*JOB*.
For every line in the records that has the word "type", make a copy.

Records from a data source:
####################

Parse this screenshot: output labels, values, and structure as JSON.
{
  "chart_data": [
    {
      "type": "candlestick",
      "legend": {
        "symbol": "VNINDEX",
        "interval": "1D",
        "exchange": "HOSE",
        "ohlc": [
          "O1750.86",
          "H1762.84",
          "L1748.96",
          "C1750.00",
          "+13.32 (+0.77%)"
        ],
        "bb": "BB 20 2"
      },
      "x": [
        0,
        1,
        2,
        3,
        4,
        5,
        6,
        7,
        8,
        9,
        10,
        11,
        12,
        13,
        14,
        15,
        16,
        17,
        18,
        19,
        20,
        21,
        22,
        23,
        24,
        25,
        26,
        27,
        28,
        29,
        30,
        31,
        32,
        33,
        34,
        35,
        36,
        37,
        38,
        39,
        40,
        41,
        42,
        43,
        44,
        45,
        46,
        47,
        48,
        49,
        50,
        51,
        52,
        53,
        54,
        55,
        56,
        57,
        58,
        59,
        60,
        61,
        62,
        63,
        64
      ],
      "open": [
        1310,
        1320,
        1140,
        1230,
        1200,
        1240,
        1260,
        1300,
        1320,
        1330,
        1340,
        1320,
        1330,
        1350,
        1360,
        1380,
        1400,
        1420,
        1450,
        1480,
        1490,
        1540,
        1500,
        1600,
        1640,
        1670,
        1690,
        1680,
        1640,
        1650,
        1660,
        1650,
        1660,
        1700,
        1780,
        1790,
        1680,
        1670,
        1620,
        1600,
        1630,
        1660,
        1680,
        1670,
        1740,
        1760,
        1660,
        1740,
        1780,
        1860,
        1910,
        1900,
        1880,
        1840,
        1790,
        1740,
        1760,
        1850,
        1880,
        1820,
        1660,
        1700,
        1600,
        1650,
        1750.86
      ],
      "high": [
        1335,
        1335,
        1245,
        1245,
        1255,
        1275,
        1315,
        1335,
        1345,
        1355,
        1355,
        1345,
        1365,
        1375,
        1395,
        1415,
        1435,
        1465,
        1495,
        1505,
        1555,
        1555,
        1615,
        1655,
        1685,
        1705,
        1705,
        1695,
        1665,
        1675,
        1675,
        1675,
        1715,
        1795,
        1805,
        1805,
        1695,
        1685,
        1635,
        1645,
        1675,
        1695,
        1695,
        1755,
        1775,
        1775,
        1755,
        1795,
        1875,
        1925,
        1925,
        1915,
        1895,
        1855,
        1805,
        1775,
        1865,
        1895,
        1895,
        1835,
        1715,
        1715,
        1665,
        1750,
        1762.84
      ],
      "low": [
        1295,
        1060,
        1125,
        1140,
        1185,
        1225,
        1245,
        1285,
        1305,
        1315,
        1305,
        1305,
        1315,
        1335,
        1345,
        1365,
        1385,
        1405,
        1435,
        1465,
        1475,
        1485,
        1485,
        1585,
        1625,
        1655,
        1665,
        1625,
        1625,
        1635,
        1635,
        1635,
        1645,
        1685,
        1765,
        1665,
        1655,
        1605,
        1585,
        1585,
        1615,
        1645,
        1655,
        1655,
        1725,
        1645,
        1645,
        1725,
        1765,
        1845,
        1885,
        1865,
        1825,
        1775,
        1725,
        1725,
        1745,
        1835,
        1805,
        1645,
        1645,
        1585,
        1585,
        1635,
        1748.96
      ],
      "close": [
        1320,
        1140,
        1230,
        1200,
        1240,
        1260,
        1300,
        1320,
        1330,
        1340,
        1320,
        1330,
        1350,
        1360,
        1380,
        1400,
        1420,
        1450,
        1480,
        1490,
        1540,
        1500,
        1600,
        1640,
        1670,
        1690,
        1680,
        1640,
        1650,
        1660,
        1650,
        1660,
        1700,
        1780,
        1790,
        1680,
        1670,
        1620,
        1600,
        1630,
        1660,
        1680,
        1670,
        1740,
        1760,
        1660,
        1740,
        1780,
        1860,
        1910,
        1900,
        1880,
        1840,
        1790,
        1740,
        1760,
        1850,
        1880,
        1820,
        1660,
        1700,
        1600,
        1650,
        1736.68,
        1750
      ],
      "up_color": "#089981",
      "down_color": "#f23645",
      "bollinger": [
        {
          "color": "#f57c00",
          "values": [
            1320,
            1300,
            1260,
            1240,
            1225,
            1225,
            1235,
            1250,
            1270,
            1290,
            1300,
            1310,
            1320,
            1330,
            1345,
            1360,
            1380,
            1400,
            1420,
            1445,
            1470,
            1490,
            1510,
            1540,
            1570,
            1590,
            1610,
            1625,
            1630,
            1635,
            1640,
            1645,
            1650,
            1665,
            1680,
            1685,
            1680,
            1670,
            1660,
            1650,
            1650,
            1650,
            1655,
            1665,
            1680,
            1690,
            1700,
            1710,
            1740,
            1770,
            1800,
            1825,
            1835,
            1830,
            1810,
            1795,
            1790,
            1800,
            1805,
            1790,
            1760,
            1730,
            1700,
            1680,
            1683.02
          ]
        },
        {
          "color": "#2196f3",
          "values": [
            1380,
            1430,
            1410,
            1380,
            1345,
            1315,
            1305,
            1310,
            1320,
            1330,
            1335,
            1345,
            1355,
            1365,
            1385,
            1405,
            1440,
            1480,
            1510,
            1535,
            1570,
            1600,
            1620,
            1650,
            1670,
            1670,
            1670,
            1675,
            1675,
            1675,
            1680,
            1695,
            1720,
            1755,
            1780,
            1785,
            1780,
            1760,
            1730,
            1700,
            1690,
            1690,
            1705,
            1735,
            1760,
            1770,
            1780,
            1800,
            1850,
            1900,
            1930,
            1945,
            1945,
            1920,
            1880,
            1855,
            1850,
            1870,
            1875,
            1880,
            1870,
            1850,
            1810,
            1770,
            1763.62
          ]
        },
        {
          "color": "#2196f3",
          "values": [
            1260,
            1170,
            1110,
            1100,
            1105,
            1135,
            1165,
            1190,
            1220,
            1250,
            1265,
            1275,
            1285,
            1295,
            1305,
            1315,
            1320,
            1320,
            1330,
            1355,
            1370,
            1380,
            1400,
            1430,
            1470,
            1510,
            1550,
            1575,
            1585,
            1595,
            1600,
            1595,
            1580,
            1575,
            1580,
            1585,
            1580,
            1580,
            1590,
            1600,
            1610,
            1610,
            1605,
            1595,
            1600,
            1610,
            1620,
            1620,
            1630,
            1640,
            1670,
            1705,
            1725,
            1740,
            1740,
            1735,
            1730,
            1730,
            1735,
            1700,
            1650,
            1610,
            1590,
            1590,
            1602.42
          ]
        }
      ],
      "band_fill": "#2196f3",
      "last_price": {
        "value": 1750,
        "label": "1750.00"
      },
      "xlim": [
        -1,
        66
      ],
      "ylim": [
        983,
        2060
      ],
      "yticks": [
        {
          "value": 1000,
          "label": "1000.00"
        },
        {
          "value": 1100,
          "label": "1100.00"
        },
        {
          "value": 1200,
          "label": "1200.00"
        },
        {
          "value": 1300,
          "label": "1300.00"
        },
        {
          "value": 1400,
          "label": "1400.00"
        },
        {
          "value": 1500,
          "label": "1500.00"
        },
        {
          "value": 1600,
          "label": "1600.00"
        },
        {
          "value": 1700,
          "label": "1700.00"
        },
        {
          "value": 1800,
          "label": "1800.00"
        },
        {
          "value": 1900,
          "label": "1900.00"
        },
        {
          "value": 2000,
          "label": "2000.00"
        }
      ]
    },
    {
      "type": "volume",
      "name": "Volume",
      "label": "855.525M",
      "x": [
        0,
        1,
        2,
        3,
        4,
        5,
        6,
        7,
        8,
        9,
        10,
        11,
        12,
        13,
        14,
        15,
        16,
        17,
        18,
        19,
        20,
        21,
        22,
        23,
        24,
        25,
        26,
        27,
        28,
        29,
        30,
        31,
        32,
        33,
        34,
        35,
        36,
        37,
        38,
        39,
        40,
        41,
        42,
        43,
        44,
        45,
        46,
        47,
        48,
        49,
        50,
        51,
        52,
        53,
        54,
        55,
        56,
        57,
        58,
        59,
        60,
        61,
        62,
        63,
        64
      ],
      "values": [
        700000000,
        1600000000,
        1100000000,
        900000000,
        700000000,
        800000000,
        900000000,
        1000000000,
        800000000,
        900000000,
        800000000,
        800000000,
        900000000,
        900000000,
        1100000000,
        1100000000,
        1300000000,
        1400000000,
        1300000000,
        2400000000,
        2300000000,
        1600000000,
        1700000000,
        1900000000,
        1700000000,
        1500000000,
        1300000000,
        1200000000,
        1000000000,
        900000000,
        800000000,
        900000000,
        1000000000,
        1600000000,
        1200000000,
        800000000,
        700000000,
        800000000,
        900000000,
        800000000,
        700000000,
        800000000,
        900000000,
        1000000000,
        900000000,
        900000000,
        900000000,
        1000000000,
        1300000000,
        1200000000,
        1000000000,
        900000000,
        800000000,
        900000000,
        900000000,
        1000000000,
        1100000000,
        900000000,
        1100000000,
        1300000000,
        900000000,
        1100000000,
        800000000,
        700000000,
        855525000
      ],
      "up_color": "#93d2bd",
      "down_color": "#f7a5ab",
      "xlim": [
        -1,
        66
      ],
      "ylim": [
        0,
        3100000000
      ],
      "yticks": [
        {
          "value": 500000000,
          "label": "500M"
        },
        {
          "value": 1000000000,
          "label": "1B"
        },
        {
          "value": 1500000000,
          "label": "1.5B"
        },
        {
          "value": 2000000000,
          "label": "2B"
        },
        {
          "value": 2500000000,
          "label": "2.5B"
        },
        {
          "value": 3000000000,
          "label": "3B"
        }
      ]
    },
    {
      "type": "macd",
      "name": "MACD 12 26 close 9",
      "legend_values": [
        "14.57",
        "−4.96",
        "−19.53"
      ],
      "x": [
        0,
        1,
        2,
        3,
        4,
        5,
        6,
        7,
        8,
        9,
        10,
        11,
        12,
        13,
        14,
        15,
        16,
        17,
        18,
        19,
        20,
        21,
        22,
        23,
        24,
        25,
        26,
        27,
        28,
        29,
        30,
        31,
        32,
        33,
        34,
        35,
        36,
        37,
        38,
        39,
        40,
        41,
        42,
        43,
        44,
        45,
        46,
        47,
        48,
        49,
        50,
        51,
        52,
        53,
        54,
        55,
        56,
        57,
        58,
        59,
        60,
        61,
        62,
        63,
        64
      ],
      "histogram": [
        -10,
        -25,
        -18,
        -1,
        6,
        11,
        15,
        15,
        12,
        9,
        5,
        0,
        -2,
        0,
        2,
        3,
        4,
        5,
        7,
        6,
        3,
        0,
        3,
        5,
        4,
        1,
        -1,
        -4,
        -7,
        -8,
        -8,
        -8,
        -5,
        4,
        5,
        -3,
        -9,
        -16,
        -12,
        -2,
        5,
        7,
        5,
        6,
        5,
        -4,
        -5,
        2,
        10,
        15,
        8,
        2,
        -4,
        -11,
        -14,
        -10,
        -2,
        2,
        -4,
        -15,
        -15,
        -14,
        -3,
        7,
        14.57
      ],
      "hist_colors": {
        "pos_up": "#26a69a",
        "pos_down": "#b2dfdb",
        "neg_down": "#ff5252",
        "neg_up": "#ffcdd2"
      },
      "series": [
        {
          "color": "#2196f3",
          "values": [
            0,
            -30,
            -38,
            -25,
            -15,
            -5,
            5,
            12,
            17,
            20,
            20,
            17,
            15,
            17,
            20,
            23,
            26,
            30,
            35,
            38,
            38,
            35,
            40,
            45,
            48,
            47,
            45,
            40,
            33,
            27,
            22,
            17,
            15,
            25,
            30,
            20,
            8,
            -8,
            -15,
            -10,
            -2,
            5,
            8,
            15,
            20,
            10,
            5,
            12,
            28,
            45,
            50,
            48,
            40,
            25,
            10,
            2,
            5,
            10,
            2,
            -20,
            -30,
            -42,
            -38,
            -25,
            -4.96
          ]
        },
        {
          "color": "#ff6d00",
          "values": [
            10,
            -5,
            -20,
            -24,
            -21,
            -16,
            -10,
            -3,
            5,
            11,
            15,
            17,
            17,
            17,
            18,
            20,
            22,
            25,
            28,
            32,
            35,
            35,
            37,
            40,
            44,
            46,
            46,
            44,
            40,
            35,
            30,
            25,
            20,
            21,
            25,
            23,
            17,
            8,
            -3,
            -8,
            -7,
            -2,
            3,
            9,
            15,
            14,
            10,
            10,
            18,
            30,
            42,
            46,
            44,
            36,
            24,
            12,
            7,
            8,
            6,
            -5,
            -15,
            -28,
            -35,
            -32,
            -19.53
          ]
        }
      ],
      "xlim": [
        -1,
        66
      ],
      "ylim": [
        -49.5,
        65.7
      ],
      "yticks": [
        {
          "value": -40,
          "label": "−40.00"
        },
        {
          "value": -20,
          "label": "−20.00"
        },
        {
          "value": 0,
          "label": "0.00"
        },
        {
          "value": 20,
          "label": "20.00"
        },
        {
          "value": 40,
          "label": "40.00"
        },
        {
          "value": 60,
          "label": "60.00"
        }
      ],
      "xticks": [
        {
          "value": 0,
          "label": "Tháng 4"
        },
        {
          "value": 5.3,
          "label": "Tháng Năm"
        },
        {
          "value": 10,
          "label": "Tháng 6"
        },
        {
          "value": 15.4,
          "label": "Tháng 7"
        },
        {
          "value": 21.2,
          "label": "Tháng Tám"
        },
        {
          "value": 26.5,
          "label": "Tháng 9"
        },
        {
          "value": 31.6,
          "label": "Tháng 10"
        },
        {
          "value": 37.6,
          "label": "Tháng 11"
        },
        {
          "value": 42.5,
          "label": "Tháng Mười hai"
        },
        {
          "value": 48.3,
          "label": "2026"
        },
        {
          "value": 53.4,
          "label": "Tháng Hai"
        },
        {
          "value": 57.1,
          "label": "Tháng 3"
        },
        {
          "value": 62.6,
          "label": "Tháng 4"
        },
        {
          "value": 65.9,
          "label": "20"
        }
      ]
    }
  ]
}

####################

*CORRECT RESPONSE*.
      "type": "candlestick",
      "type": "volume",
      "type": "macd",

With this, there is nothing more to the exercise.